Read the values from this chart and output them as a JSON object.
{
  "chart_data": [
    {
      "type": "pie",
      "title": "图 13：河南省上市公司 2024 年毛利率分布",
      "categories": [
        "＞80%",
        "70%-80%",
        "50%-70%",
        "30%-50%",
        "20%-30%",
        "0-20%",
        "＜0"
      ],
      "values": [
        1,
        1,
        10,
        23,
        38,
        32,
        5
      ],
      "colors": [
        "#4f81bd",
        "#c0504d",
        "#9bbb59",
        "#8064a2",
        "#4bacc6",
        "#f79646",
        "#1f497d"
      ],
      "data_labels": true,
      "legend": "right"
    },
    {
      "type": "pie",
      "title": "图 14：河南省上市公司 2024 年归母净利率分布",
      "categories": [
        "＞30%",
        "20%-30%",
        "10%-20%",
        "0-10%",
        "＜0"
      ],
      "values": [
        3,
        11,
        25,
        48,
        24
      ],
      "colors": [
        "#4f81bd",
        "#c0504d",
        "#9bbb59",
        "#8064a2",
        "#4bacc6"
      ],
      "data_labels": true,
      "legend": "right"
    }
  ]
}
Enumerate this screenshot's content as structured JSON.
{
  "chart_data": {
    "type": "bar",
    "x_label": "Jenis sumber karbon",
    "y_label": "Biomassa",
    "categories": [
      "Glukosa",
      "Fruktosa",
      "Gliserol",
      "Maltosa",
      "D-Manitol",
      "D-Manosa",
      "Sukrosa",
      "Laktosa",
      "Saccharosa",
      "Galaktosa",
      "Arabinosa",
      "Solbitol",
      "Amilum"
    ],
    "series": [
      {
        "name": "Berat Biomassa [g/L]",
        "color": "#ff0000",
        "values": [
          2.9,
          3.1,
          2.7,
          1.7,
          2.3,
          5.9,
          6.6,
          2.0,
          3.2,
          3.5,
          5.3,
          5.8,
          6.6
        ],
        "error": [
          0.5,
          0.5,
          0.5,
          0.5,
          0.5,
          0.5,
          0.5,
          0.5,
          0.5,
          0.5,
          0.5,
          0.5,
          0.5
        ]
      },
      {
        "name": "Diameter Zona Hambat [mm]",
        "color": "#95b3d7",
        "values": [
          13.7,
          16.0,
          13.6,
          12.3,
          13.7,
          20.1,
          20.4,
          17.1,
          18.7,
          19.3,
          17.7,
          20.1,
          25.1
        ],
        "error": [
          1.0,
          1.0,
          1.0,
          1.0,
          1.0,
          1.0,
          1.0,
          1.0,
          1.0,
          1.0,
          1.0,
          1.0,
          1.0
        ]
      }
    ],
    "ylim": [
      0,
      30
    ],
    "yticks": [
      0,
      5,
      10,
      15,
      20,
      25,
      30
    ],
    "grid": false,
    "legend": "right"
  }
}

+-------+

TASK STATEMENT: Extract all of the data above without altering anything.

COMPLETE ANSWER:
Read the values from this chart and output them as a JSON object.
{
  "chart_data": [
    {
      "type": "pie",
      "title": "图 13：河南省上市公司 2024 年毛利率分布",
      "categories": [
        "＞80%",
        "70%-80%",
        "50%-70%",
        "30%-50%",
        "20%-30%",
        "0-20%",
        "＜0"
      ],
      "values": [
        1,
        1,
        10,
        23,
        38,
        32,
        5
      ],
      "colors": [
        "#4f81bd",
        "#c0504d",
        "#9bbb59",
        "#8064a2",
        "#4bacc6",
        "#f79646",
        "#1f497d"
      ],
      "data_labels": true,
      "legend": "right"
    },
    {
      "type": "pie",
      "title": "图 14：河南省上市公司 2024 年归母净利率分布",
      "categories": [
        "＞30%",
        "20%-30%",
        "10%-20%",
        "0-10%",
        "＜0"
      ],
      "values": [
        3,
        11,
        25,
        48,
        24
      ],
      "colors": [
        "#4f81bd",
        "#c0504d",
        "#9bbb59",
        "#8064a2",
        "#4bacc6"
      ],
      "data_labels": true,
      "legend": "right"
    }
  ]
}
Enumerate this screenshot's content as structured JSON.
{
  "chart_data": {
    "type": "bar",
    "x_label": "Jenis sumber karbon",
    "y_label": "Biomassa",
    "categories": [
      "Glukosa",
      "Fruktosa",
      "Gliserol",
      "Maltosa",
      "D-Manitol",
      "D-Manosa",
      "Sukrosa",
      "Laktosa",
      "Saccharosa",
      "Galaktosa",
      "Arabinosa",
      "Solbitol",
      "Amilum"
    ],
    "series": [
      {
        "name": "Berat Biomassa [g/L]",
        "color": "#ff0000",
        "values": [
          2.9,
          3.1,
          2.7,
          1.7,
          2.3,
          5.9,
          6.6,
          2.0,
          3.2,
          3.5,
          5.3,
          5.8,
          6.6
        ],
        "error": [
          0.5,
          0.5,
          0.5,
          0.5,
          0.5,
          0.5,
          0.5,
          0.5,
          0.5,
          0.5,
          0.5,
          0.5,
          0.5
        ]
      },
      {
        "name": "Diameter Zona Hambat [mm]",
        "color": "#95b3d7",
        "values": [
          13.7,
          16.0,
          13.6,
          12.3,
          13.7,
          20.1,
          20.4,
          17.1,
          18.7,
          19.3,
          17.7,
          20.1,
          25.1
        ],
        "error": [
          1.0,
          1.0,
          1.0,
          1.0,
          1.0,
          1.0,
          1.0,
          1.0,
          1.0,
          1.0,
          1.0,
          1.0,
          1.0
        ]
      }
    ],
    "ylim": [
      0,
      30
    ],
    "yticks": [
      0,
      5,
      10,
      15,
      20,
      25,
      30
    ],
    "grid": false,
    "legend": "right"
  }
}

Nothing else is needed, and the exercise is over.